Chart and figure data
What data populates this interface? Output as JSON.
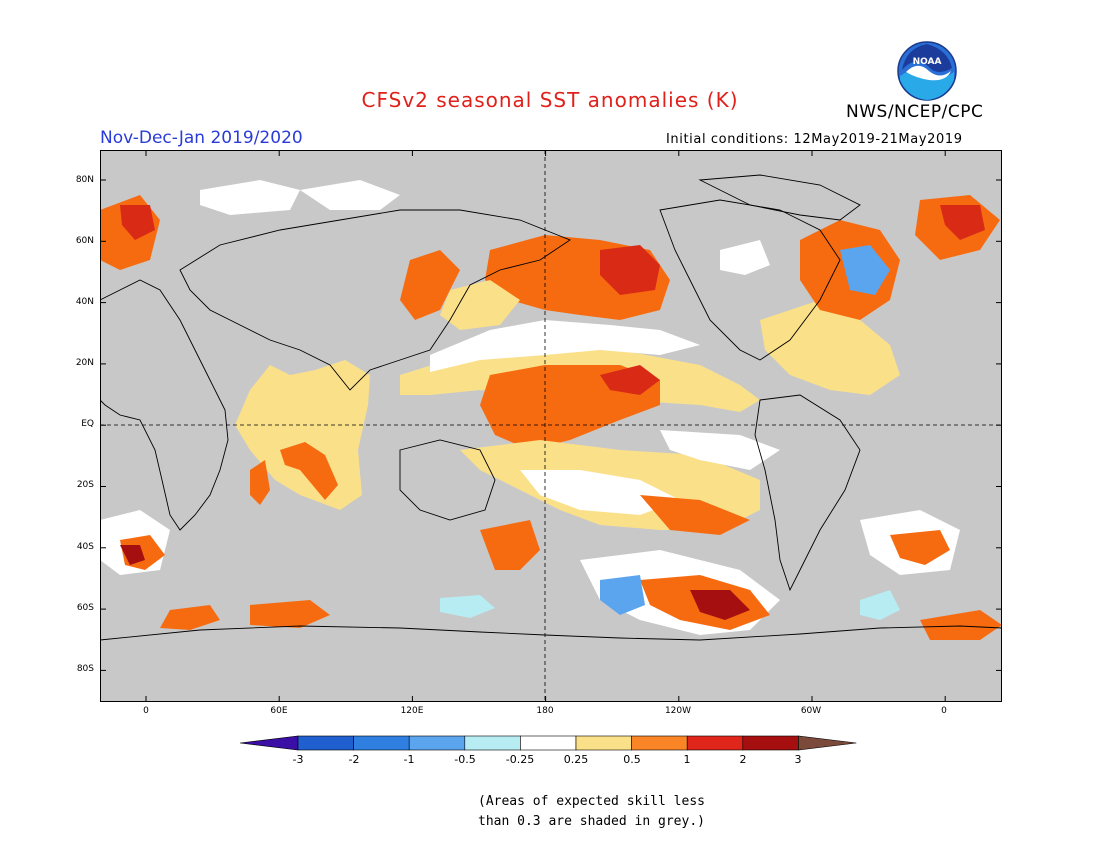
{
  "title": "CFSv2 seasonal SST anomalies (K)",
  "period": "Nov-Dec-Jan 2019/2020",
  "agency": "NWS/NCEP/CPC",
  "logo_text": "NOAA",
  "initial_conditions": "Initial conditions: 12May2019-21May2019",
  "lat_labels": [
    "80N",
    "60N",
    "40N",
    "20N",
    "EQ",
    "20S",
    "40S",
    "60S",
    "80S"
  ],
  "lon_labels": [
    "0",
    "60E",
    "120E",
    "180",
    "120W",
    "60W",
    "0"
  ],
  "colorbar": {
    "labels": [
      "-3",
      "-2",
      "-1",
      "-0.5",
      "-0.25",
      "0.25",
      "0.5",
      "1",
      "2",
      "3"
    ],
    "colors": [
      "#3b0fa6",
      "#1f5fcf",
      "#2f7fe0",
      "#5aa5ee",
      "#b7ecf2",
      "#ffffff",
      "#fbe08a",
      "#f98526",
      "#e0251b",
      "#a50f0f",
      "#7b4a3a"
    ]
  },
  "note_lines": [
    "(Areas of expected skill less",
    "than 0.3 are shaded in grey.)"
  ],
  "map_colors": {
    "grey": "#c8c8c8",
    "white": "#ffffff",
    "yellow": "#fbe08a",
    "orange": "#f76b10",
    "red": "#d92a16",
    "darkred": "#a50f0f",
    "lightblue": "#b7ecf2",
    "blue": "#5aa5ee"
  }
}
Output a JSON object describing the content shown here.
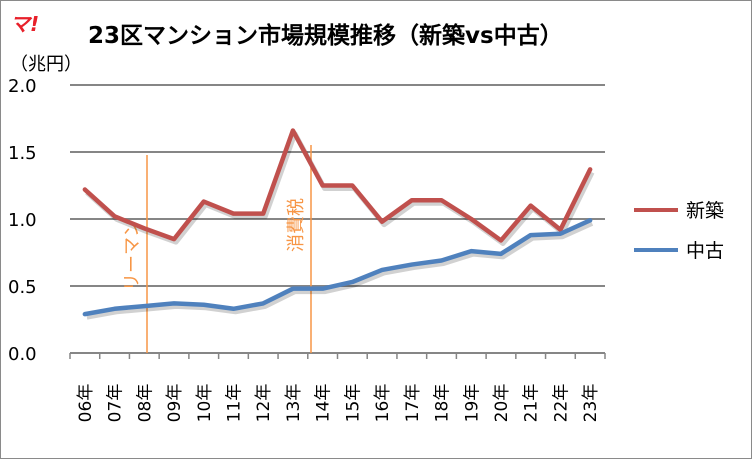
{
  "logo": "マ!",
  "chart_data": {
    "type": "line",
    "title": "23区マンション市場規模推移（新築vs中古）",
    "ylabel": "（兆円）",
    "xlabel": "",
    "ylim": [
      0,
      2.0
    ],
    "yticks": [
      "0.0",
      "0.5",
      "1.0",
      "1.5",
      "2.0"
    ],
    "grid": true,
    "legend_position": "right",
    "categories": [
      "06年",
      "07年",
      "08年",
      "09年",
      "10年",
      "11年",
      "12年",
      "13年",
      "14年",
      "15年",
      "16年",
      "17年",
      "18年",
      "19年",
      "20年",
      "21年",
      "22年",
      "23年"
    ],
    "series": [
      {
        "name": "新築",
        "color": "#c0504d",
        "values": [
          1.22,
          1.02,
          0.93,
          0.85,
          1.13,
          1.04,
          1.04,
          1.66,
          1.25,
          1.25,
          0.98,
          1.14,
          1.14,
          1.0,
          0.84,
          1.1,
          0.92,
          1.37
        ]
      },
      {
        "name": "中古",
        "color": "#4f81bd",
        "values": [
          0.29,
          0.33,
          0.35,
          0.37,
          0.36,
          0.33,
          0.37,
          0.48,
          0.48,
          0.53,
          0.62,
          0.66,
          0.69,
          0.76,
          0.74,
          0.88,
          0.89,
          0.99
        ]
      }
    ],
    "annotations": [
      {
        "label": "リーマン",
        "color": "#f79646"
      },
      {
        "label": "消費税",
        "color": "#f79646"
      }
    ]
  }
}
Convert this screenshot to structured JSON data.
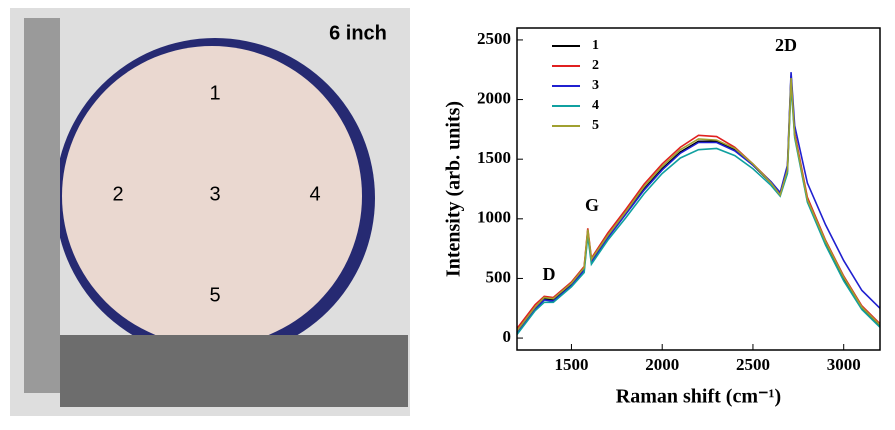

_Requirement_: Count the lines in the records above that contain the word "grey", and give only the number.

_Task output_: 2